▶ **What is needed**
All of the lines below are to be printed again exactly; images are excluded from the output.

▶ **Material provided**
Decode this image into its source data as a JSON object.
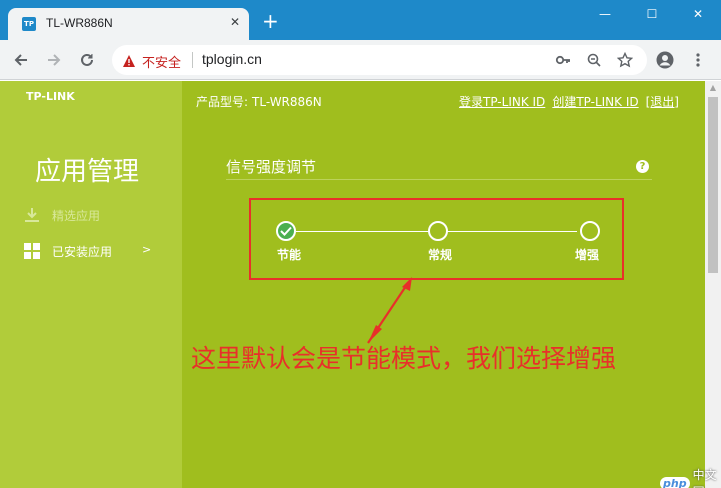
{
  "browser": {
    "tab": {
      "favicon": "TP",
      "title": "TL-WR886N",
      "close": "✕"
    },
    "new_tab": "+",
    "window": {
      "minimize": "—",
      "maximize": "☐",
      "close": "✕"
    },
    "address": {
      "security_label": "不安全",
      "url": "tplogin.cn"
    }
  },
  "page": {
    "logo": "TP-LINK",
    "sidebar": {
      "title": "应用管理",
      "items": [
        {
          "label": "精选应用",
          "state": "disabled"
        },
        {
          "label": "已安装应用",
          "state": "active",
          "chevron": ">"
        }
      ]
    },
    "header": {
      "model_label": "产品型号:",
      "model_value": "TL-WR886N",
      "links": [
        "登录TP-LINK ID",
        "创建TP-LINK ID",
        "[退出]"
      ]
    },
    "section": {
      "title": "信号强度调节",
      "help": "?",
      "levels": [
        {
          "label": "节能",
          "selected": true
        },
        {
          "label": "常规",
          "selected": false
        },
        {
          "label": "增强",
          "selected": false
        }
      ]
    },
    "annotation": "这里默认会是节能模式，我们选择增强"
  },
  "watermark": {
    "logo": "php",
    "text": "中文网"
  },
  "colors": {
    "titlebar": "#1e89c9",
    "page_bg": "#a0be1e",
    "sidebar_bg": "#b1cc3a",
    "annotation_red": "#e8302a",
    "selected_node": "#4caf50"
  }
}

▶ **Exercise response**
Decode this image into its source data as a JSON object.
{
  "browser": {
    "tab": {
      "favicon": "TP",
      "title": "TL-WR886N",
      "close": "✕"
    },
    "new_tab": "+",
    "window": {
      "minimize": "—",
      "maximize": "☐",
      "close": "✕"
    },
    "address": {
      "security_label": "不安全",
      "url": "tplogin.cn"
    }
  },
  "page": {
    "logo": "TP-LINK",
    "sidebar": {
      "title": "应用管理",
      "items": [
        {
          "label": "精选应用",
          "state": "disabled"
        },
        {
          "label": "已安装应用",
          "state": "active",
          "chevron": ">"
        }
      ]
    },
    "header": {
      "model_label": "产品型号:",
      "model_value": "TL-WR886N",
      "links": [
        "登录TP-LINK ID",
        "创建TP-LINK ID",
        "[退出]"
      ]
    },
    "section": {
      "title": "信号强度调节",
      "help": "?",
      "levels": [
        {
          "label": "节能",
          "selected": true
        },
        {
          "label": "常规",
          "selected": false
        },
        {
          "label": "增强",
          "selected": false
        }
      ]
    },
    "annotation": "这里默认会是节能模式，我们选择增强"
  },
  "watermark": {
    "logo": "php",
    "text": "中文网"
  },
  "colors": {
    "titlebar": "#1e89c9",
    "page_bg": "#a0be1e",
    "sidebar_bg": "#b1cc3a",
    "annotation_red": "#e8302a",
    "selected_node": "#4caf50"
  }
}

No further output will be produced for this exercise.